What you will do: Give the entries back exactly, dropping each image.

(Stored entries)
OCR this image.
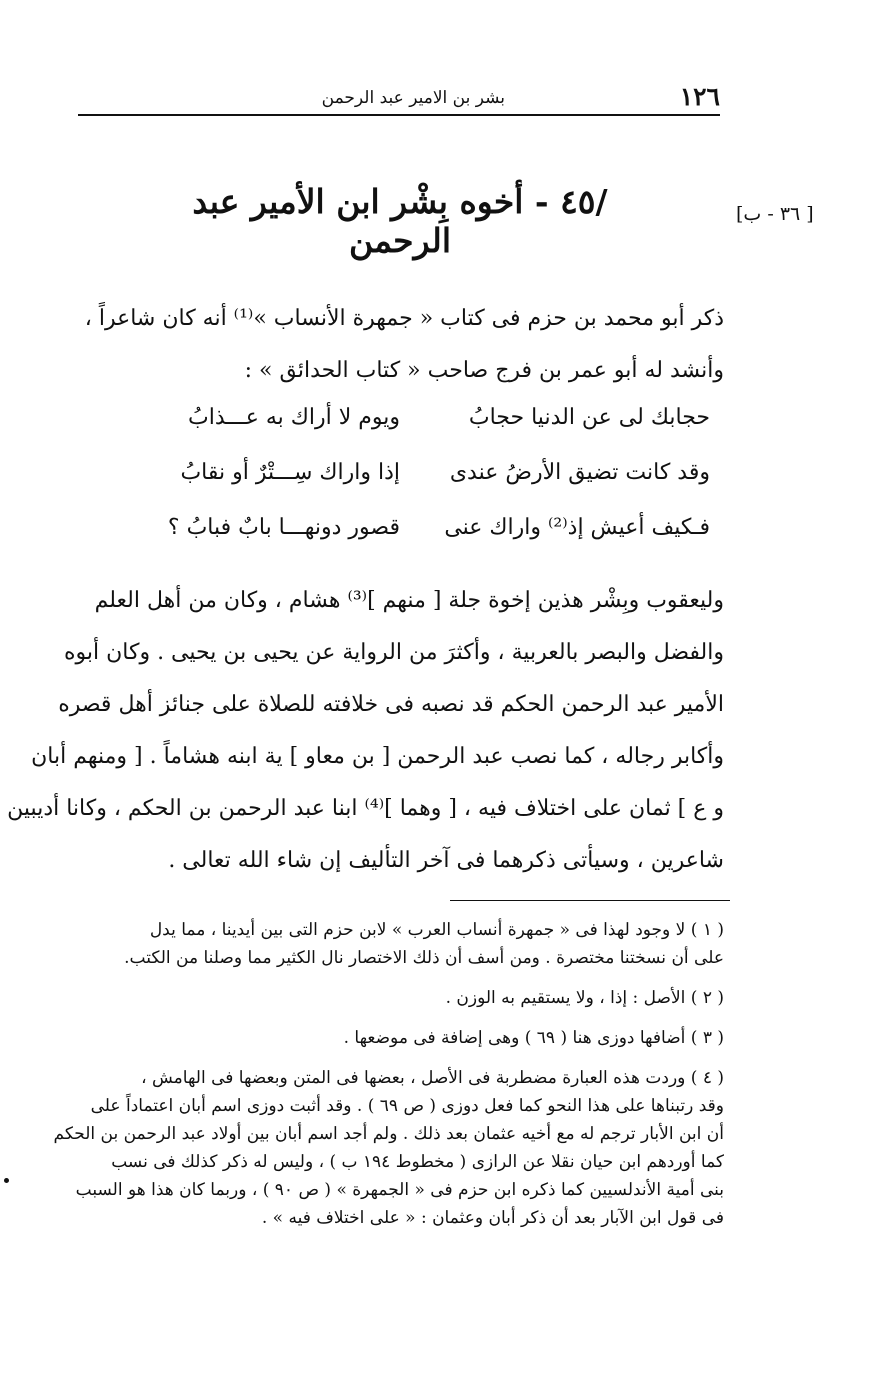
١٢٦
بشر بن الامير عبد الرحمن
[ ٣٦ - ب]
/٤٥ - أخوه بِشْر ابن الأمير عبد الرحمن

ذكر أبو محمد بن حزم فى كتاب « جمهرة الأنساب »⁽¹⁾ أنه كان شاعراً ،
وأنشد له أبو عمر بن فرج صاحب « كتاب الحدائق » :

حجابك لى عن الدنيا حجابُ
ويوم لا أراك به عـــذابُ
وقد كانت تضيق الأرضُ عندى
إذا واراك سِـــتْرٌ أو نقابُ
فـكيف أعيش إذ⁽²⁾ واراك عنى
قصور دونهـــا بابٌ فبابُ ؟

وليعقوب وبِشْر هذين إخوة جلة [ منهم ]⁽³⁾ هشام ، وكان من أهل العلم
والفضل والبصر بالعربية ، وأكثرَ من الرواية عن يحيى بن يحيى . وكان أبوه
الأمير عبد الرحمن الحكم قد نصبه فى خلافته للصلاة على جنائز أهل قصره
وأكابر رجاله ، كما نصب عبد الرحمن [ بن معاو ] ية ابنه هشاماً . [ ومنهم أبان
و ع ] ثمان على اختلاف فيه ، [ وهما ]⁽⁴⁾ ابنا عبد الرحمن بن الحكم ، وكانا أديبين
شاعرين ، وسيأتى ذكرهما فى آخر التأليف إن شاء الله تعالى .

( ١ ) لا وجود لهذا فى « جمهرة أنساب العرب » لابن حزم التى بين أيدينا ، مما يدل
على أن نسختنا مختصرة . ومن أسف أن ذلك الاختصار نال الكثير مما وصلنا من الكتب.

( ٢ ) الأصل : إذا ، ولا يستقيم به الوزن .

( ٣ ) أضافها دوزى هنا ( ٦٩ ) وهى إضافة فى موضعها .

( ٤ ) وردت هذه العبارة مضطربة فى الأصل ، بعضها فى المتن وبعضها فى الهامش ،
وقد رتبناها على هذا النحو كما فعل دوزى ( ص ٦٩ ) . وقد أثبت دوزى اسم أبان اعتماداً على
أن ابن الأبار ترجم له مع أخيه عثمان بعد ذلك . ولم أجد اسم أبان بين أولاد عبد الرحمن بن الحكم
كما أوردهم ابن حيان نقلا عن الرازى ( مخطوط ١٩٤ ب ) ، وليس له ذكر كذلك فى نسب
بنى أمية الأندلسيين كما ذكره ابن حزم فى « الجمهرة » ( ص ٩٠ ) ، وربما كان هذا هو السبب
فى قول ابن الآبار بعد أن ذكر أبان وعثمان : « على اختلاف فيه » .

Written response:
OCR this image.
١٢٦
بشر بن الامير عبد الرحمن
[ ٣٦ - ب]
/٤٥ - أخوه بِشْر ابن الأمير عبد الرحمن

ذكر أبو محمد بن حزم فى كتاب « جمهرة الأنساب »⁽¹⁾ أنه كان شاعراً ،
وأنشد له أبو عمر بن فرج صاحب « كتاب الحدائق » :

حجابك لى عن الدنيا حجابُ
ويوم لا أراك به عـــذابُ
وقد كانت تضيق الأرضُ عندى
إذا واراك سِـــتْرٌ أو نقابُ
فـكيف أعيش إذ⁽²⁾ واراك عنى
قصور دونهـــا بابٌ فبابُ ؟

وليعقوب وبِشْر هذين إخوة جلة [ منهم ]⁽³⁾ هشام ، وكان من أهل العلم
والفضل والبصر بالعربية ، وأكثرَ من الرواية عن يحيى بن يحيى . وكان أبوه
الأمير عبد الرحمن الحكم قد نصبه فى خلافته للصلاة على جنائز أهل قصره
وأكابر رجاله ، كما نصب عبد الرحمن [ بن معاو ] ية ابنه هشاماً . [ ومنهم أبان
و ع ] ثمان على اختلاف فيه ، [ وهما ]⁽⁴⁾ ابنا عبد الرحمن بن الحكم ، وكانا أديبين
شاعرين ، وسيأتى ذكرهما فى آخر التأليف إن شاء الله تعالى .

( ١ ) لا وجود لهذا فى « جمهرة أنساب العرب » لابن حزم التى بين أيدينا ، مما يدل
على أن نسختنا مختصرة . ومن أسف أن ذلك الاختصار نال الكثير مما وصلنا من الكتب.

( ٢ ) الأصل : إذا ، ولا يستقيم به الوزن .

( ٣ ) أضافها دوزى هنا ( ٦٩ ) وهى إضافة فى موضعها .

( ٤ ) وردت هذه العبارة مضطربة فى الأصل ، بعضها فى المتن وبعضها فى الهامش ،
وقد رتبناها على هذا النحو كما فعل دوزى ( ص ٦٩ ) . وقد أثبت دوزى اسم أبان اعتماداً على
أن ابن الأبار ترجم له مع أخيه عثمان بعد ذلك . ولم أجد اسم أبان بين أولاد عبد الرحمن بن الحكم
كما أوردهم ابن حيان نقلا عن الرازى ( مخطوط ١٩٤ ب ) ، وليس له ذكر كذلك فى نسب
بنى أمية الأندلسيين كما ذكره ابن حزم فى « الجمهرة » ( ص ٩٠ ) ، وربما كان هذا هو السبب
فى قول ابن الآبار بعد أن ذكر أبان وعثمان : « على اختلاف فيه » .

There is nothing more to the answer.